### Records shown:
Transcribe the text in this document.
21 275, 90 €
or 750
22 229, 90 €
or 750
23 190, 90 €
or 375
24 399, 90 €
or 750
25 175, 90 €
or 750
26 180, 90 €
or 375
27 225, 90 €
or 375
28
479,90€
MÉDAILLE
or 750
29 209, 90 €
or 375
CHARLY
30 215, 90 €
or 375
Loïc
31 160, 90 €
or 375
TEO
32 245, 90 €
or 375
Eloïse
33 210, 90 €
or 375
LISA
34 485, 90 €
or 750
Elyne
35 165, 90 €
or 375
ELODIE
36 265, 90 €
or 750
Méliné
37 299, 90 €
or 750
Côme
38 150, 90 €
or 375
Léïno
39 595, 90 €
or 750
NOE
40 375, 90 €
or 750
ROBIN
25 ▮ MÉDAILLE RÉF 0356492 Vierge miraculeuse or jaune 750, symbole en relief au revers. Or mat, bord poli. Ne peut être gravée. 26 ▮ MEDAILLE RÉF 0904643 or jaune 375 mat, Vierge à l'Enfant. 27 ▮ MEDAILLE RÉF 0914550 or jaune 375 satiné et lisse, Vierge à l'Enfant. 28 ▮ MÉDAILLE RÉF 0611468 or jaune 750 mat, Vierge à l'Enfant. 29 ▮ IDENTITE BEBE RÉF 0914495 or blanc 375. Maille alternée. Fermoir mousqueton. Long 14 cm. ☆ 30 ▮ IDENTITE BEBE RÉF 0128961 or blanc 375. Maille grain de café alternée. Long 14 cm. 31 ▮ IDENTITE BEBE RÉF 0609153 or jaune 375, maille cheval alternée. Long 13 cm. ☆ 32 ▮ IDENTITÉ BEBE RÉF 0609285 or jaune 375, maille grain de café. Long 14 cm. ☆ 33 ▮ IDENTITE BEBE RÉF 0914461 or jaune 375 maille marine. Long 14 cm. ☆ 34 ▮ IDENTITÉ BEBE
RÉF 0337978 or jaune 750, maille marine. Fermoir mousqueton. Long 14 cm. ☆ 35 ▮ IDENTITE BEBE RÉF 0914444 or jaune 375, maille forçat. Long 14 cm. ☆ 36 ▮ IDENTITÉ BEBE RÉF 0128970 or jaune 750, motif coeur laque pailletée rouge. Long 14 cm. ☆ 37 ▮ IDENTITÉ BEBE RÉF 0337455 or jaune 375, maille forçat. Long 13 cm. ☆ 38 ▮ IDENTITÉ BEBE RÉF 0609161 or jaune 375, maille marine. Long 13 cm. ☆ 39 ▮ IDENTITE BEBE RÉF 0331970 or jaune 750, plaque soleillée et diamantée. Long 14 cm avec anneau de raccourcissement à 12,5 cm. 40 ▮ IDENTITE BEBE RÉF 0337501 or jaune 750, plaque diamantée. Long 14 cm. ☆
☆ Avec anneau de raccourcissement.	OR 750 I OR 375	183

### Stated problem:
Repeat the whole listing exactly, keeping every line intact.

### Written answer:
Transcribe the text in this document.
21 275, 90 €
or 750
22 229, 90 €
or 750
23 190, 90 €
or 375
24 399, 90 €
or 750
25 175, 90 €
or 750
26 180, 90 €
or 375
27 225, 90 €
or 375
28
479,90€
MÉDAILLE
or 750
29 209, 90 €
or 375
CHARLY
30 215, 90 €
or 375
Loïc
31 160, 90 €
or 375
TEO
32 245, 90 €
or 375
Eloïse
33 210, 90 €
or 375
LISA
34 485, 90 €
or 750
Elyne
35 165, 90 €
or 375
ELODIE
36 265, 90 €
or 750
Méliné
37 299, 90 €
or 750
Côme
38 150, 90 €
or 375
Léïno
39 595, 90 €
or 750
NOE
40 375, 90 €
or 750
ROBIN
25 ▮ MÉDAILLE RÉF 0356492 Vierge miraculeuse or jaune 750, symbole en relief au revers. Or mat, bord poli. Ne peut être gravée. 26 ▮ MEDAILLE RÉF 0904643 or jaune 375 mat, Vierge à l'Enfant. 27 ▮ MEDAILLE RÉF 0914550 or jaune 375 satiné et lisse, Vierge à l'Enfant. 28 ▮ MÉDAILLE RÉF 0611468 or jaune 750 mat, Vierge à l'Enfant. 29 ▮ IDENTITE BEBE RÉF 0914495 or blanc 375. Maille alternée. Fermoir mousqueton. Long 14 cm. ☆ 30 ▮ IDENTITE BEBE RÉF 0128961 or blanc 375. Maille grain de café alternée. Long 14 cm. 31 ▮ IDENTITE BEBE RÉF 0609153 or jaune 375, maille cheval alternée. Long 13 cm. ☆ 32 ▮ IDENTITÉ BEBE RÉF 0609285 or jaune 375, maille grain de café. Long 14 cm. ☆ 33 ▮ IDENTITE BEBE RÉF 0914461 or jaune 375 maille marine. Long 14 cm. ☆ 34 ▮ IDENTITÉ BEBE
RÉF 0337978 or jaune 750, maille marine. Fermoir mousqueton. Long 14 cm. ☆ 35 ▮ IDENTITE BEBE RÉF 0914444 or jaune 375, maille forçat. Long 14 cm. ☆ 36 ▮ IDENTITÉ BEBE RÉF 0128970 or jaune 750, motif coeur laque pailletée rouge. Long 14 cm. ☆ 37 ▮ IDENTITÉ BEBE RÉF 0337455 or jaune 375, maille forçat. Long 13 cm. ☆ 38 ▮ IDENTITÉ BEBE RÉF 0609161 or jaune 375, maille marine. Long 13 cm. ☆ 39 ▮ IDENTITE BEBE RÉF 0331970 or jaune 750, plaque soleillée et diamantée. Long 14 cm avec anneau de raccourcissement à 12,5 cm. 40 ▮ IDENTITE BEBE RÉF 0337501 or jaune 750, plaque diamantée. Long 14 cm. ☆
☆ Avec anneau de raccourcissement.	OR 750 I OR 375	183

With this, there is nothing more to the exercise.